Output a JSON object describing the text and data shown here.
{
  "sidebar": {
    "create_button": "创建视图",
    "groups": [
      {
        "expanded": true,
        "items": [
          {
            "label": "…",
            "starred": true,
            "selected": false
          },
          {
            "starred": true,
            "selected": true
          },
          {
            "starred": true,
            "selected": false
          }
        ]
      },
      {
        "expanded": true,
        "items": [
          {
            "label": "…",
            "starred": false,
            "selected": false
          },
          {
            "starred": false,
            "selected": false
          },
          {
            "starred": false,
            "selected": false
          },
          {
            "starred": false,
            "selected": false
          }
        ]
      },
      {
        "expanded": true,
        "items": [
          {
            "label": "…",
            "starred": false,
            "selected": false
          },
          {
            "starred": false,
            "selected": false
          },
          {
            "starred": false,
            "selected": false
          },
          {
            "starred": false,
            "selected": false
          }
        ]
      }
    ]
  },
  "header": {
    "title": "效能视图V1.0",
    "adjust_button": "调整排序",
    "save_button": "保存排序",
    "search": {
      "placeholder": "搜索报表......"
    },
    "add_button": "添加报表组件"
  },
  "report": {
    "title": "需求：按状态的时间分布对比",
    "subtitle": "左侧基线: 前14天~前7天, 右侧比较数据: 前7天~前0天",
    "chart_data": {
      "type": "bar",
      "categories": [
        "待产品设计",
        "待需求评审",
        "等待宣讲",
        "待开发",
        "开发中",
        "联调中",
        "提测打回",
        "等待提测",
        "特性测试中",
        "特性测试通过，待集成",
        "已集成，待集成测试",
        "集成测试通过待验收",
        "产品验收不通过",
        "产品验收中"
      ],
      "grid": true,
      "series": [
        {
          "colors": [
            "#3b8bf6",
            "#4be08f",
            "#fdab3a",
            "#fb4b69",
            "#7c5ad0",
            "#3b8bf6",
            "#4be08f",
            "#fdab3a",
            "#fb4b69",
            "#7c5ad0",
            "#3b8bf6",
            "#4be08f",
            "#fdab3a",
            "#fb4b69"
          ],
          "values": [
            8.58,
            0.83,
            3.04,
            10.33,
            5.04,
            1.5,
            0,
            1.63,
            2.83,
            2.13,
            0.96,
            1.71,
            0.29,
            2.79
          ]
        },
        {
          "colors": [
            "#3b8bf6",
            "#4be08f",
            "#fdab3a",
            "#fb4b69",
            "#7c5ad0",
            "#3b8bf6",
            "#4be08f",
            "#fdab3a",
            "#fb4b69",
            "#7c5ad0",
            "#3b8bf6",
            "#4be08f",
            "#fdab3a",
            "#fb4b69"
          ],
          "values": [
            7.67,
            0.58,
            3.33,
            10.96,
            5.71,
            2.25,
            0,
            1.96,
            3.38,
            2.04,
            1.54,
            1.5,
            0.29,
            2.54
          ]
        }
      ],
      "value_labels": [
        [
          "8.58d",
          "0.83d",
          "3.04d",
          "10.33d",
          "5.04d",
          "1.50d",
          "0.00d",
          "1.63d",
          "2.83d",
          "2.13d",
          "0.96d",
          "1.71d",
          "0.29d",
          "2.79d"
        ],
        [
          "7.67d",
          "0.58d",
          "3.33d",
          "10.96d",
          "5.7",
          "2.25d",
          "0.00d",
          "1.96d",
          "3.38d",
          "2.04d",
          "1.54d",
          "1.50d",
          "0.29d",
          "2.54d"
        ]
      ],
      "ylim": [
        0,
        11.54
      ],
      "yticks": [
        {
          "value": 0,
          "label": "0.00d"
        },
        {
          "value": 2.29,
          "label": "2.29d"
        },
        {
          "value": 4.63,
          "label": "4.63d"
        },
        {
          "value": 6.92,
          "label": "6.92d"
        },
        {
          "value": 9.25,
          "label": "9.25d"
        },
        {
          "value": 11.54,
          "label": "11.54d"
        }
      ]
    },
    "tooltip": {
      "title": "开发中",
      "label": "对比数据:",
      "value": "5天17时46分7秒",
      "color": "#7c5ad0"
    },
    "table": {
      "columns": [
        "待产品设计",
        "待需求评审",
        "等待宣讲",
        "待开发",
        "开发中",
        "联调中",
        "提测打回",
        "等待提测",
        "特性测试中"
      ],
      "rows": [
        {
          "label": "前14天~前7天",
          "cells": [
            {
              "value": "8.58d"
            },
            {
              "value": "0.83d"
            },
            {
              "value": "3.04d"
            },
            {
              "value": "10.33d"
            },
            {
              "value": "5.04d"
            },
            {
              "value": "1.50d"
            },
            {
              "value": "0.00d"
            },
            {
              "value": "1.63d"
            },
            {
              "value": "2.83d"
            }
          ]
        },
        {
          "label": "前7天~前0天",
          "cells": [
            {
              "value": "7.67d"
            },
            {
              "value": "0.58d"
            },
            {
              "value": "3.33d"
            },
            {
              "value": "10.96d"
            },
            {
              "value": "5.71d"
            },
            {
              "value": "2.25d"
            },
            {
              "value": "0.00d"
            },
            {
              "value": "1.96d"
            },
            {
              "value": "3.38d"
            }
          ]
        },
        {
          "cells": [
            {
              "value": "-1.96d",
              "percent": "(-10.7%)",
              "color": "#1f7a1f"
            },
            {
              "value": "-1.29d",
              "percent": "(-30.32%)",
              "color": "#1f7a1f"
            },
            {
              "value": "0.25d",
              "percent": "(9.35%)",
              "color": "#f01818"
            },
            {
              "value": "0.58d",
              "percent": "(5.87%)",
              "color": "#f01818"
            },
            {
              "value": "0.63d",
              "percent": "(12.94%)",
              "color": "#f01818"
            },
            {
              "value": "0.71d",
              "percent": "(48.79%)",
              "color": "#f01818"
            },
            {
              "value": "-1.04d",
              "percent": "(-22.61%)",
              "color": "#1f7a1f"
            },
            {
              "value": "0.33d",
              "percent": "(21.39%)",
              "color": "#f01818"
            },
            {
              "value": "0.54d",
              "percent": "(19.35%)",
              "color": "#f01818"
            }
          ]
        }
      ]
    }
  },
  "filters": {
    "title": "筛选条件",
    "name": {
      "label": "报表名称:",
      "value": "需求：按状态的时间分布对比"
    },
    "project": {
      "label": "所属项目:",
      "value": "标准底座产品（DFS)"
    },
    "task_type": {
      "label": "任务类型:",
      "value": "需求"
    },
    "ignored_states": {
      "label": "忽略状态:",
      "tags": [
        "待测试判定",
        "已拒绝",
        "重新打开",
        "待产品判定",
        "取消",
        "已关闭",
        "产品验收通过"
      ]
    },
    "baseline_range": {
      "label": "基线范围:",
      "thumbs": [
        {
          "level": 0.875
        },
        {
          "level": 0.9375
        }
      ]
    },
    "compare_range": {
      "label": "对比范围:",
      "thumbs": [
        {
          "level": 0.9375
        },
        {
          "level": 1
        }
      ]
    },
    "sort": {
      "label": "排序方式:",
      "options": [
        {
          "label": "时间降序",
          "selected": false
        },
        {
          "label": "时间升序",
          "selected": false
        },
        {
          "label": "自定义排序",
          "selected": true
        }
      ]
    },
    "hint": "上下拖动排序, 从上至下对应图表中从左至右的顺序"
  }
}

### Exercise prompt
Scan the material above. Copy each line where "按状态的时间分布对比" occurs.

### Right answer
    "title": "需求：按状态的时间分布对比",
      "value": "需求：按状态的时间分布对比"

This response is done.